◆ Your objective: Output every entry exactly as written, skipping any pictures.

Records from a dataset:
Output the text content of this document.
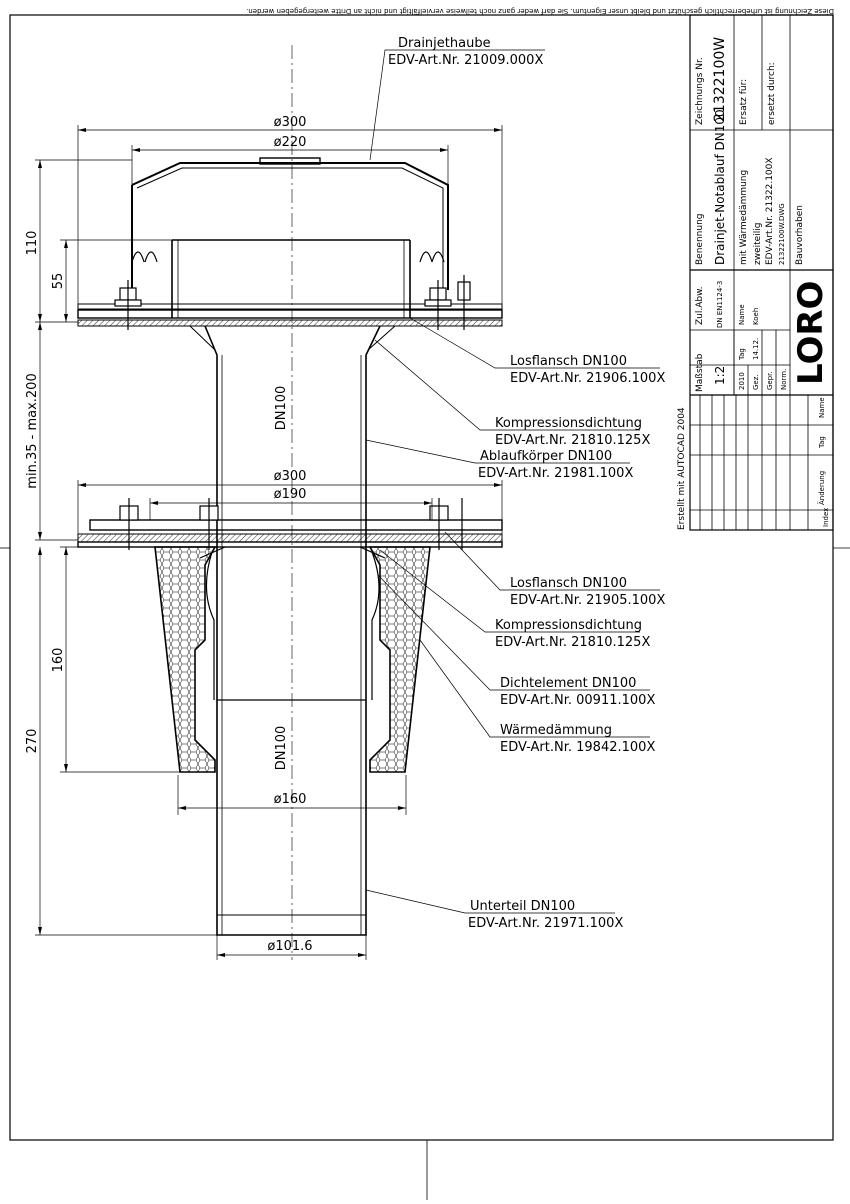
Diese Zeichnung ist urheberrechtlich geschützt und bleibt unser Eigentum. Sie darf weder ganz noch teilweise vervielfältigt und nicht an Dritte weitergegeben werden.
ø300
ø220
110
55
min.35 - max.200	DN100
ø300
ø190
160
270	DN100
ø160
ø101.6
Drainjethaube
EDV-Art.Nr. 21009.000X
Losflansch DN100
EDV-Art.Nr. 21906.100X
Kompressionsdichtung
EDV-Art.Nr. 21810.125X
Ablaufkörper DN100
EDV-Art.Nr. 21981.100X
Losflansch DN100
EDV-Art.Nr. 21905.100X
Kompressionsdichtung
EDV-Art.Nr. 21810.125X
Dichtelement DN100
EDV-Art.Nr. 00911.100X
Wärmedämmung
EDV-Art.Nr. 19842.100X
Unterteil DN100
EDV-Art.Nr. 21971.100X
Zeichnungs Nr. 21322100W Ersatz für: ersetzt durch:
Benennung Drainjet-Notablauf DN100 mit Wärmedämmung zweiteilig EDV-Art.Nr. 21322.100X 21322100W.DWG Bauvorhaben
Maßstab 1:2
Zul.Abw. DN EN1124-3
2010
Tag
Name
Gez.
14.12.
Koeh
Gepr. Norm. LORO
Index
Änderung
Tag
Name
Erstellt mit AUTOCAD 2004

◆ Output for this task:
Output the text content of this document.
Diese Zeichnung ist urheberrechtlich geschützt und bleibt unser Eigentum. Sie darf weder ganz noch teilweise vervielfältigt und nicht an Dritte weitergegeben werden.
ø300
ø220
110
55
min.35 - max.200	DN100
ø300
ø190
160
270	DN100
ø160
ø101.6
Drainjethaube
EDV-Art.Nr. 21009.000X
Losflansch DN100
EDV-Art.Nr. 21906.100X
Kompressionsdichtung
EDV-Art.Nr. 21810.125X
Ablaufkörper DN100
EDV-Art.Nr. 21981.100X
Losflansch DN100
EDV-Art.Nr. 21905.100X
Kompressionsdichtung
EDV-Art.Nr. 21810.125X
Dichtelement DN100
EDV-Art.Nr. 00911.100X
Wärmedämmung
EDV-Art.Nr. 19842.100X
Unterteil DN100
EDV-Art.Nr. 21971.100X
Zeichnungs Nr. 21322100W Ersatz für: ersetzt durch:
Benennung Drainjet-Notablauf DN100 mit Wärmedämmung zweiteilig EDV-Art.Nr. 21322.100X 21322100W.DWG Bauvorhaben
Maßstab 1:2
Zul.Abw. DN EN1124-3
2010
Tag
Name
Gez.
14.12.
Koeh
Gepr. Norm. LORO
Index
Änderung
Tag
Name
Erstellt mit AUTOCAD 2004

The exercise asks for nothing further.